Libri come Populismo di Alain De Benoist, teorico della nuovelle droite francese, pubblicato da Arianna Editrice nel 2017, o La quarta teorica politica di Alexandr Dugin, edito da Nova Europa anche questo nel 2017, fino a qualche anno fa avrebbero avuto una circolazione semiclandestina (quella ridicolizzata da Eco nel Pendolo di Foucault per capirci), e soprattutto non avrebbero fornito un alfabeto ideologico a un’ampia platea di politici di destra ed estrema destra in cerca di una cassetta degli strumenti di riferimento.

Leggere il libro di Vercelli, studiare il neofascismo insieme al fascismo, elimina una polemica: il fascismo è un fenomeno che attraversa la storia, bisogna vedere quali sono le sue caratteristiche ideologiche che resistono in epoche e contesti geografici lontani dal mussolinismo.

Se leggiamo gli ultimi libri di David Bidussa, per esempio, notiamo come definire alcuni attributi transtorici al fascismo – dal nazionalismo militarizzato all’idea nostalgica di un ordine del mondo ideale a cui ritornare, alla violenza rigeneratrice – ci aiuta a riconoscere un’evidenza fascista anche in fenomeni impensabili e distanti, come per esempio nel gruppo Stato islamico o nel neopresidente del Brasile Jair Bolsonaro.

Ridurre il fascismo a una forma di analfabetismo, a un fenomeno di ignoranza storica, o a un semplice populismo di destra può essere una strategia argomentativa e un’opposizione politica inefficace. Funzionava al tempo in cui Furio Jesi scriveva Cultura di destra, mostrando in modo più acuto di Eco, come il pensiero fascista allignasse in una desertificazione semantica (nomi senza idee) più che in un mischione sincretico. Era il 1979 e il confronto politico, ideologico, era così acceso che Jesi aveva buon gioco a distinguere il grano dal loglio nel campo delle idee.

▬▬▬▬▬▬▬▬▬▬

IL TUO OBIETTIVO. Riporta tutti i titoli di libri che compaiono nel brano sul fascismo.

▬▬▬▬▬▬▬▬▬▬

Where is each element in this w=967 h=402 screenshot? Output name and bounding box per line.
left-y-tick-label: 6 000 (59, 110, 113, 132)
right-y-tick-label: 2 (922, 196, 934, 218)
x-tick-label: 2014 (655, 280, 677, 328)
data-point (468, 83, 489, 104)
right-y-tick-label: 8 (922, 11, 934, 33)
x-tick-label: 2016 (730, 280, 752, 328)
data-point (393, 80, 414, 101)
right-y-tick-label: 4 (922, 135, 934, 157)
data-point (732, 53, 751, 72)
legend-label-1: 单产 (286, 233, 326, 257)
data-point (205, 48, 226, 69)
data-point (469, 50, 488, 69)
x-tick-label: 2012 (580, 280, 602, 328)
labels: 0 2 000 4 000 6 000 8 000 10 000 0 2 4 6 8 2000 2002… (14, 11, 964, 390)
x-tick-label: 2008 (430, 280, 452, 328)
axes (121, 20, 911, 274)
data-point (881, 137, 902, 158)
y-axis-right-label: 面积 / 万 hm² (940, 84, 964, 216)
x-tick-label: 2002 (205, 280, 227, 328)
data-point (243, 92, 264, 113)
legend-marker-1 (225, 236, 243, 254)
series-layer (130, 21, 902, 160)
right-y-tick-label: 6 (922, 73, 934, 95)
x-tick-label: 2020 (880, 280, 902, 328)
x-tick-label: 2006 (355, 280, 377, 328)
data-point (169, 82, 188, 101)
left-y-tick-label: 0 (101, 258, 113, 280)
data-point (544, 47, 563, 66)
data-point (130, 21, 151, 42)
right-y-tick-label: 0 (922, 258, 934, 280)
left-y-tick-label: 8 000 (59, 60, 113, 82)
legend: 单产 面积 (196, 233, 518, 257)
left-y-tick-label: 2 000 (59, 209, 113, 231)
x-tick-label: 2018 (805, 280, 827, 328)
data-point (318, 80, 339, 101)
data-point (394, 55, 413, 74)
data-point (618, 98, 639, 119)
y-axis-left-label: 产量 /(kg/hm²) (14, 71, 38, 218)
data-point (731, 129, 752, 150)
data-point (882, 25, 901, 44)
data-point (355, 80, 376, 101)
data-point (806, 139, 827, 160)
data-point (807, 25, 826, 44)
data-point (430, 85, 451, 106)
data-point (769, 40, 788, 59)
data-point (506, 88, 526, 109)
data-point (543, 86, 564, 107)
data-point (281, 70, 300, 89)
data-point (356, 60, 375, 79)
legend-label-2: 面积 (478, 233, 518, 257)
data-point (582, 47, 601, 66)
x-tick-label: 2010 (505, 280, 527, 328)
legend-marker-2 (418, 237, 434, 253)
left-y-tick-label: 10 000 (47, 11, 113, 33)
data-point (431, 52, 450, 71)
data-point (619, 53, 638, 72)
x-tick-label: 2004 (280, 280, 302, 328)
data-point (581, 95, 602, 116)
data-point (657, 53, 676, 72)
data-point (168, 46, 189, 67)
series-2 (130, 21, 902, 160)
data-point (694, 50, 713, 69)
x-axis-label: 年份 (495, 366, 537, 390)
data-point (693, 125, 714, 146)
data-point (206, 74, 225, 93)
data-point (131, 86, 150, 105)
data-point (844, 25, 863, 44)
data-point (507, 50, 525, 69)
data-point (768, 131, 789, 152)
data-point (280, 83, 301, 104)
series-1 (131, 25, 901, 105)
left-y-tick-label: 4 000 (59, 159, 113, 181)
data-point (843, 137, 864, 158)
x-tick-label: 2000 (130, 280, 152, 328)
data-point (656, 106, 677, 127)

▬▬▬▬▬▬▬▬▬▬

SOLUZIONE DELL'ESERCIZIO.
- Populismo
- La quarta teorica politica
- Pendolo di Foucault
- Cultura di destra